• _Collected data entries_:
☆ ☆ ☆

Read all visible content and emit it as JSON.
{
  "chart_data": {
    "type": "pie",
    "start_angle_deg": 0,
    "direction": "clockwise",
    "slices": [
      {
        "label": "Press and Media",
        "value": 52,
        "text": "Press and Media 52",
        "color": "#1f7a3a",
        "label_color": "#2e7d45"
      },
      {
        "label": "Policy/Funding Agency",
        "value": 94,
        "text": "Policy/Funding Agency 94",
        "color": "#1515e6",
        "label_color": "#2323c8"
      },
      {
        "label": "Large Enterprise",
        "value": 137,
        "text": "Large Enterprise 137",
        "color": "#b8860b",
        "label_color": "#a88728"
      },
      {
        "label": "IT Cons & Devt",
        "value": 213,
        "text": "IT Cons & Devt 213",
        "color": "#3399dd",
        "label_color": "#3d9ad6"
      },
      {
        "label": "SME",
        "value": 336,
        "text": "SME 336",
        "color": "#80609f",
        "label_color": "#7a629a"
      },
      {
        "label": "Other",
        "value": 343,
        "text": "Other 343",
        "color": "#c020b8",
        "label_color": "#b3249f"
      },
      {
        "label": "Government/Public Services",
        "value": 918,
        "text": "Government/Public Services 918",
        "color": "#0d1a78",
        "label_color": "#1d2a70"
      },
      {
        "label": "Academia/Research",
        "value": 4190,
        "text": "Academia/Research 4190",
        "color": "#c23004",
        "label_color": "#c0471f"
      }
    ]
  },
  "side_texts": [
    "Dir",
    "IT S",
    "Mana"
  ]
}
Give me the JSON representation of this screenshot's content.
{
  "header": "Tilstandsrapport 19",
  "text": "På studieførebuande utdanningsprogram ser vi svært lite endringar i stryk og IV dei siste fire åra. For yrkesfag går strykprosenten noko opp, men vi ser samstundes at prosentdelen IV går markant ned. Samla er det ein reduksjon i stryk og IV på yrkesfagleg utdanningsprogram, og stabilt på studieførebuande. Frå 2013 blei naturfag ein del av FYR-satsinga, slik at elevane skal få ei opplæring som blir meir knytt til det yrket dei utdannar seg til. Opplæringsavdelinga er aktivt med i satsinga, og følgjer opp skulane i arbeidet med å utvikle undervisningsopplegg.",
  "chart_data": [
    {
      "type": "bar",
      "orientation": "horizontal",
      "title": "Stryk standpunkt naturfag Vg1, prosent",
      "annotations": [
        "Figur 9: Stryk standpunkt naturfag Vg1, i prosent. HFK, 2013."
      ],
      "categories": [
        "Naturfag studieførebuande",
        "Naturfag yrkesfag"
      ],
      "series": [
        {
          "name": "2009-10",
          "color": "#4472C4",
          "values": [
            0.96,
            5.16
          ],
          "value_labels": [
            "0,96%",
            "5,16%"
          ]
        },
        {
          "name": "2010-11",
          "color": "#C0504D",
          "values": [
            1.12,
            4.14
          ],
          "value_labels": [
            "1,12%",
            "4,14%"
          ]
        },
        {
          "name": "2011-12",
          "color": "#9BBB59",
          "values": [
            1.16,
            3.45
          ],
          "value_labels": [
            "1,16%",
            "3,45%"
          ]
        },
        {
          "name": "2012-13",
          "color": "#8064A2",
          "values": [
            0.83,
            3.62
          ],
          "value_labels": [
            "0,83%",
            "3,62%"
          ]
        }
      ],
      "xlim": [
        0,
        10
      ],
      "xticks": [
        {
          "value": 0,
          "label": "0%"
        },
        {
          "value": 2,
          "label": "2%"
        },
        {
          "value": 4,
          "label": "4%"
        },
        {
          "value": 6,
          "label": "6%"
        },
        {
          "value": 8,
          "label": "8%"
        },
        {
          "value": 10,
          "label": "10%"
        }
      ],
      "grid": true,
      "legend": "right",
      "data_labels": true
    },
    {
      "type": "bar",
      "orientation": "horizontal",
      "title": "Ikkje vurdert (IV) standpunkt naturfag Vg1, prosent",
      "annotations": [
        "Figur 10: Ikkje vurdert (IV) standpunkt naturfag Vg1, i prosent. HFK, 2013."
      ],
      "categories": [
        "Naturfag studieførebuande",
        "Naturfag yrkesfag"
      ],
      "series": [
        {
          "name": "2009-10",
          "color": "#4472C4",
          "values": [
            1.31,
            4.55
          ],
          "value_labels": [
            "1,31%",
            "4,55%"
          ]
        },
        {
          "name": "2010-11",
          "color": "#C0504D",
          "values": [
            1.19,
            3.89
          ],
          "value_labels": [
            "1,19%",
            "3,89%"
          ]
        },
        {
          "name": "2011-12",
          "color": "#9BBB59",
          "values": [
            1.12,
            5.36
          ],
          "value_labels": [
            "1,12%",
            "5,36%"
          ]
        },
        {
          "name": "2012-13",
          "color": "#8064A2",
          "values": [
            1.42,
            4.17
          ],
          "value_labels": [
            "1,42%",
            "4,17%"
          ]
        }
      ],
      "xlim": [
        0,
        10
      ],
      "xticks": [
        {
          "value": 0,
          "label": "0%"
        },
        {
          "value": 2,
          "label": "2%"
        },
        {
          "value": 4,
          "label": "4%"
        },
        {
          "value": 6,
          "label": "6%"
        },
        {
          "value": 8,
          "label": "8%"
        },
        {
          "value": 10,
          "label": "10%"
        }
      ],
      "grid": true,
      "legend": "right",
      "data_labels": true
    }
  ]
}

☆ ☆ ☆

• _Challenge_:
Return the material in full, exactly as shown.

• _Task output_:
Read all visible content and emit it as JSON.
{
  "chart_data": {
    "type": "pie",
    "start_angle_deg": 0,
    "direction": "clockwise",
    "slices": [
      {
        "label": "Press and Media",
        "value": 52,
        "text": "Press and Media 52",
        "color": "#1f7a3a",
        "label_color": "#2e7d45"
      },
      {
        "label": "Policy/Funding Agency",
        "value": 94,
        "text": "Policy/Funding Agency 94",
        "color": "#1515e6",
        "label_color": "#2323c8"
      },
      {
        "label": "Large Enterprise",
        "value": 137,
        "text": "Large Enterprise 137",
        "color": "#b8860b",
        "label_color": "#a88728"
      },
      {
        "label": "IT Cons & Devt",
        "value": 213,
        "text": "IT Cons & Devt 213",
        "color": "#3399dd",
        "label_color": "#3d9ad6"
      },
      {
        "label": "SME",
        "value": 336,
        "text": "SME 336",
        "color": "#80609f",
        "label_color": "#7a629a"
      },
      {
        "label": "Other",
        "value": 343,
        "text": "Other 343",
        "color": "#c020b8",
        "label_color": "#b3249f"
      },
      {
        "label": "Government/Public Services",
        "value": 918,
        "text": "Government/Public Services 918",
        "color": "#0d1a78",
        "label_color": "#1d2a70"
      },
      {
        "label": "Academia/Research",
        "value": 4190,
        "text": "Academia/Research 4190",
        "color": "#c23004",
        "label_color": "#c0471f"
      }
    ]
  },
  "side_texts": [
    "Dir",
    "IT S",
    "Mana"
  ]
}
Give me the JSON representation of this screenshot's content.
{
  "header": "Tilstandsrapport 19",
  "text": "På studieførebuande utdanningsprogram ser vi svært lite endringar i stryk og IV dei siste fire åra. For yrkesfag går strykprosenten noko opp, men vi ser samstundes at prosentdelen IV går markant ned. Samla er det ein reduksjon i stryk og IV på yrkesfagleg utdanningsprogram, og stabilt på studieførebuande. Frå 2013 blei naturfag ein del av FYR-satsinga, slik at elevane skal få ei opplæring som blir meir knytt til det yrket dei utdannar seg til. Opplæringsavdelinga er aktivt med i satsinga, og følgjer opp skulane i arbeidet med å utvikle undervisningsopplegg.",
  "chart_data": [
    {
      "type": "bar",
      "orientation": "horizontal",
      "title": "Stryk standpunkt naturfag Vg1, prosent",
      "annotations": [
        "Figur 9: Stryk standpunkt naturfag Vg1, i prosent. HFK, 2013."
      ],
      "categories": [
        "Naturfag studieførebuande",
        "Naturfag yrkesfag"
      ],
      "series": [
        {
          "name": "2009-10",
          "color": "#4472C4",
          "values": [
            0.96,
            5.16
          ],
          "value_labels": [
            "0,96%",
            "5,16%"
          ]
        },
        {
          "name": "2010-11",
          "color": "#C0504D",
          "values": [
            1.12,
            4.14
          ],
          "value_labels": [
            "1,12%",
            "4,14%"
          ]
        },
        {
          "name": "2011-12",
          "color": "#9BBB59",
          "values": [
            1.16,
            3.45
          ],
          "value_labels": [
            "1,16%",
            "3,45%"
          ]
        },
        {
          "name": "2012-13",
          "color": "#8064A2",
          "values": [
            0.83,
            3.62
          ],
          "value_labels": [
            "0,83%",
            "3,62%"
          ]
        }
      ],
      "xlim": [
        0,
        10
      ],
      "xticks": [
        {
          "value": 0,
          "label": "0%"
        },
        {
          "value": 2,
          "label": "2%"
        },
        {
          "value": 4,
          "label": "4%"
        },
        {
          "value": 6,
          "label": "6%"
        },
        {
          "value": 8,
          "label": "8%"
        },
        {
          "value": 10,
          "label": "10%"
        }
      ],
      "grid": true,
      "legend": "right",
      "data_labels": true
    },
    {
      "type": "bar",
      "orientation": "horizontal",
      "title": "Ikkje vurdert (IV) standpunkt naturfag Vg1, prosent",
      "annotations": [
        "Figur 10: Ikkje vurdert (IV) standpunkt naturfag Vg1, i prosent. HFK, 2013."
      ],
      "categories": [
        "Naturfag studieførebuande",
        "Naturfag yrkesfag"
      ],
      "series": [
        {
          "name": "2009-10",
          "color": "#4472C4",
          "values": [
            1.31,
            4.55
          ],
          "value_labels": [
            "1,31%",
            "4,55%"
          ]
        },
        {
          "name": "2010-11",
          "color": "#C0504D",
          "values": [
            1.19,
            3.89
          ],
          "value_labels": [
            "1,19%",
            "3,89%"
          ]
        },
        {
          "name": "2011-12",
          "color": "#9BBB59",
          "values": [
            1.12,
            5.36
          ],
          "value_labels": [
            "1,12%",
            "5,36%"
          ]
        },
        {
          "name": "2012-13",
          "color": "#8064A2",
          "values": [
            1.42,
            4.17
          ],
          "value_labels": [
            "1,42%",
            "4,17%"
          ]
        }
      ],
      "xlim": [
        0,
        10
      ],
      "xticks": [
        {
          "value": 0,
          "label": "0%"
        },
        {
          "value": 2,
          "label": "2%"
        },
        {
          "value": 4,
          "label": "4%"
        },
        {
          "value": 6,
          "label": "6%"
        },
        {
          "value": 8,
          "label": "8%"
        },
        {
          "value": 10,
          "label": "10%"
        }
      ],
      "grid": true,
      "legend": "right",
      "data_labels": true
    }
  ]
}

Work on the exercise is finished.